*** Source material

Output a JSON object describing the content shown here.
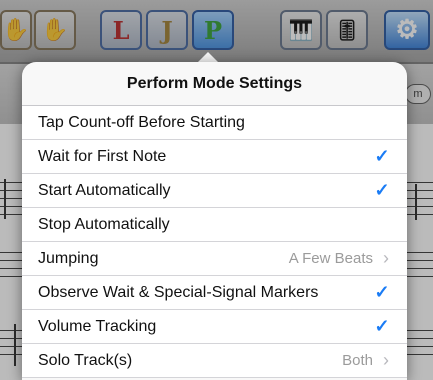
{
  "popover": {
    "title": "Perform Mode Settings",
    "rows": [
      {
        "label": "Tap Count-off Before Starting",
        "type": "toggle",
        "checked": false
      },
      {
        "label": "Wait for First Note",
        "type": "toggle",
        "checked": true
      },
      {
        "label": "Start Automatically",
        "type": "toggle",
        "checked": true
      },
      {
        "label": "Stop Automatically",
        "type": "toggle",
        "checked": false
      },
      {
        "label": "Jumping",
        "type": "disclosure",
        "value": "A Few Beats"
      },
      {
        "label": "Observe Wait & Special-Signal Markers",
        "type": "toggle",
        "checked": true
      },
      {
        "label": "Volume Tracking",
        "type": "toggle",
        "checked": true
      },
      {
        "label": "Solo Track(s)",
        "type": "disclosure",
        "value": "Both"
      }
    ],
    "checkmark_glyph": "✓",
    "chevron_glyph": "›"
  },
  "toolbar": {
    "letter_l": "L",
    "letter_j": "J",
    "letter_p": "P",
    "hand_glyph": "✋",
    "gear_glyph": "⚙",
    "piano_glyph": "🎹",
    "mixer_glyph": "🎚"
  },
  "subbar": {
    "pill_text": "m"
  },
  "colors": {
    "accent": "#1a7cf5",
    "detail_text": "#9b9b9b",
    "separator": "#d4d4d8"
  }
}
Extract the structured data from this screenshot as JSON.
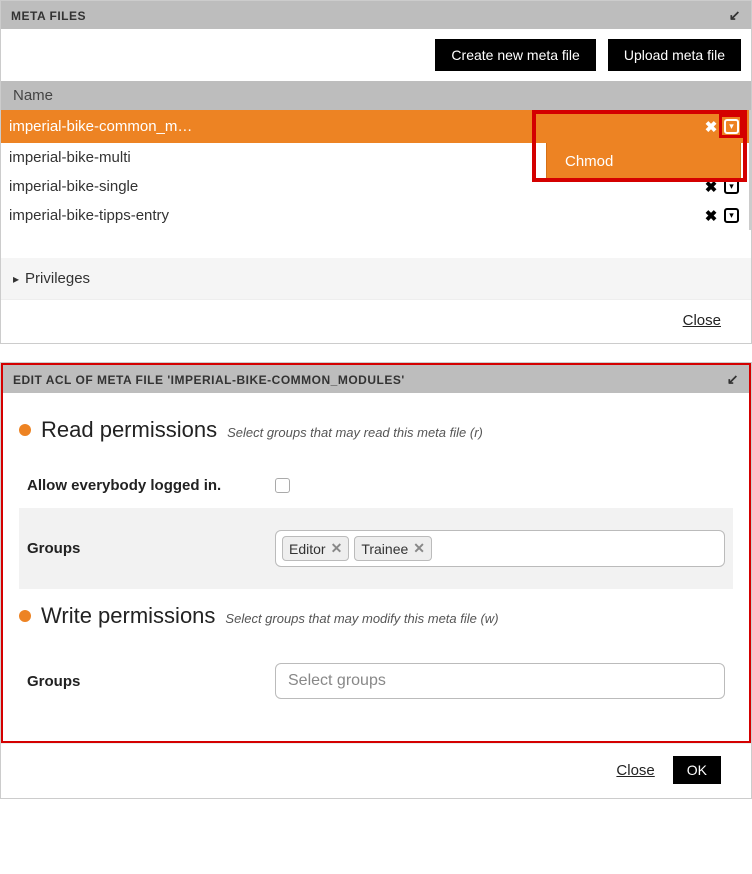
{
  "panels": {
    "meta_files": {
      "title": "META FILES",
      "buttons": {
        "create": "Create new meta file",
        "upload": "Upload meta file"
      },
      "col_name": "Name",
      "files": [
        {
          "name": "imperial-bike-common_m…",
          "selected": true,
          "has_actions": true
        },
        {
          "name": "imperial-bike-multi",
          "selected": false,
          "has_actions": false
        },
        {
          "name": "imperial-bike-single",
          "selected": false,
          "has_actions": true
        },
        {
          "name": "imperial-bike-tipps-entry",
          "selected": false,
          "has_actions": true
        }
      ],
      "dropdown_item": "Chmod",
      "privileges": "Privileges",
      "close": "Close"
    },
    "acl": {
      "title": "EDIT ACL OF META FILE 'IMPERIAL-BIKE-COMMON_MODULES'",
      "read": {
        "heading": "Read permissions",
        "hint": "Select groups that may read this meta file (r)",
        "allow_label": "Allow everybody logged in.",
        "groups_label": "Groups",
        "tags": [
          "Editor",
          "Trainee"
        ]
      },
      "write": {
        "heading": "Write permissions",
        "hint": "Select groups that may modify this meta file (w)",
        "groups_label": "Groups",
        "placeholder": "Select groups"
      },
      "close": "Close",
      "ok": "OK"
    }
  }
}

******

■ Brief
Check each line of the entries above for the word "Automatically". List the ones that have it.

■ Exercise result
        "label": "Start Automatically",
        "label": "Stop Automatically",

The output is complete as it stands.